* **Set problem**
Give only the number of lines in these records that contain the word "name".
Start of Material provided
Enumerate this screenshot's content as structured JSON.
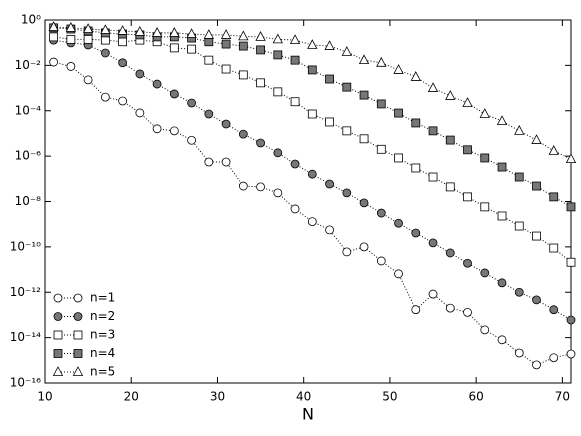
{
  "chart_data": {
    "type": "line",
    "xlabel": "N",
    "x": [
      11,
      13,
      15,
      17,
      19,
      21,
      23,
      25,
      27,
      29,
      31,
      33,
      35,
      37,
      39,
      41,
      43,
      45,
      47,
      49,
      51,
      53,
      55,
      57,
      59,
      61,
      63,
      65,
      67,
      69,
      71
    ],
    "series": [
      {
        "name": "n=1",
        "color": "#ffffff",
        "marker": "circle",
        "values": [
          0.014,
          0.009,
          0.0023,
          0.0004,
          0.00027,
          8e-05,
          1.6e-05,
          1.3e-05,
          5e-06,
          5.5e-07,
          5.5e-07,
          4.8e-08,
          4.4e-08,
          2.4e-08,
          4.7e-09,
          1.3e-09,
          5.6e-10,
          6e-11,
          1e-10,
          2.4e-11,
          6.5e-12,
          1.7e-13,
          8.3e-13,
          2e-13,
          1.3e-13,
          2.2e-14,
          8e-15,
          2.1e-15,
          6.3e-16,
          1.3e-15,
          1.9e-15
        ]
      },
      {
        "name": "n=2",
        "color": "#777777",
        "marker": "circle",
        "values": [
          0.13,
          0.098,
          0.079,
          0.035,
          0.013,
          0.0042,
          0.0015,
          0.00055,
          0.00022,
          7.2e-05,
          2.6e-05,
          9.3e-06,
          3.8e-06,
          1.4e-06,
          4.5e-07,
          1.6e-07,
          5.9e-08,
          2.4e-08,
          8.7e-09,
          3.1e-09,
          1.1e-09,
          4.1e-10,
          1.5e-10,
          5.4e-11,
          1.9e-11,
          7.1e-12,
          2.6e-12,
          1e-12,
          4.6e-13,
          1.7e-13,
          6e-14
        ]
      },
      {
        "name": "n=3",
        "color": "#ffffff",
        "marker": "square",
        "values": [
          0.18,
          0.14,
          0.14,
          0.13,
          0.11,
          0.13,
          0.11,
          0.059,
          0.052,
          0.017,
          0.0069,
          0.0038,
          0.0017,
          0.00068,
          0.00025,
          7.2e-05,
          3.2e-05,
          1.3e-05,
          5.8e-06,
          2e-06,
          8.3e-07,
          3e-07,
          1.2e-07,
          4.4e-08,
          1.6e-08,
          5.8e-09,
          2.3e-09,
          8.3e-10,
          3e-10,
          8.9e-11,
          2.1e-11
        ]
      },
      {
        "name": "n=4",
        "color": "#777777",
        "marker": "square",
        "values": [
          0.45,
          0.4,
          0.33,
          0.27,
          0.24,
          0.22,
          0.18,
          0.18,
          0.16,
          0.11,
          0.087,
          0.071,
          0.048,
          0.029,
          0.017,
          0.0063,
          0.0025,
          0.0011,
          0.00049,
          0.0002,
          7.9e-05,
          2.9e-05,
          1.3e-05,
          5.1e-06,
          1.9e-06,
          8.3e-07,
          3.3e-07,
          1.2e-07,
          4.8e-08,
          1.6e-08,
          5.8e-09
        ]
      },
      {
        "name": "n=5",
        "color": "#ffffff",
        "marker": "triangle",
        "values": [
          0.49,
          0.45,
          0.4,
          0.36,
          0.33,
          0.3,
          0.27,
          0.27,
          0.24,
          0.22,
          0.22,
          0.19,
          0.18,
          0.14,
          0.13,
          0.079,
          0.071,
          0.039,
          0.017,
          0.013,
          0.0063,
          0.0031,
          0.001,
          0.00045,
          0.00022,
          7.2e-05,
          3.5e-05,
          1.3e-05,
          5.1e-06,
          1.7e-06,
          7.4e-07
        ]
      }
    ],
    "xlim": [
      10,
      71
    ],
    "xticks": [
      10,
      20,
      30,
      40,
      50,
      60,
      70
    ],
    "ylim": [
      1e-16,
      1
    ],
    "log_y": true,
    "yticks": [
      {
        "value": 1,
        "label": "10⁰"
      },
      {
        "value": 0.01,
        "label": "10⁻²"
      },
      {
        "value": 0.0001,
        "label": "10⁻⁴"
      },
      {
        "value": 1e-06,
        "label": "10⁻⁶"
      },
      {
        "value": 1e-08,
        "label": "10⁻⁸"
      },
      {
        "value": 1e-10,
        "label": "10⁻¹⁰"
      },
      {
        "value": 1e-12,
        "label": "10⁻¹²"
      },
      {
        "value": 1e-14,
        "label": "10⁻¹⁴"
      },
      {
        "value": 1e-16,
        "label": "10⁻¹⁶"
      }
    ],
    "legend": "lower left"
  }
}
End of Material provided
* **Response below**
5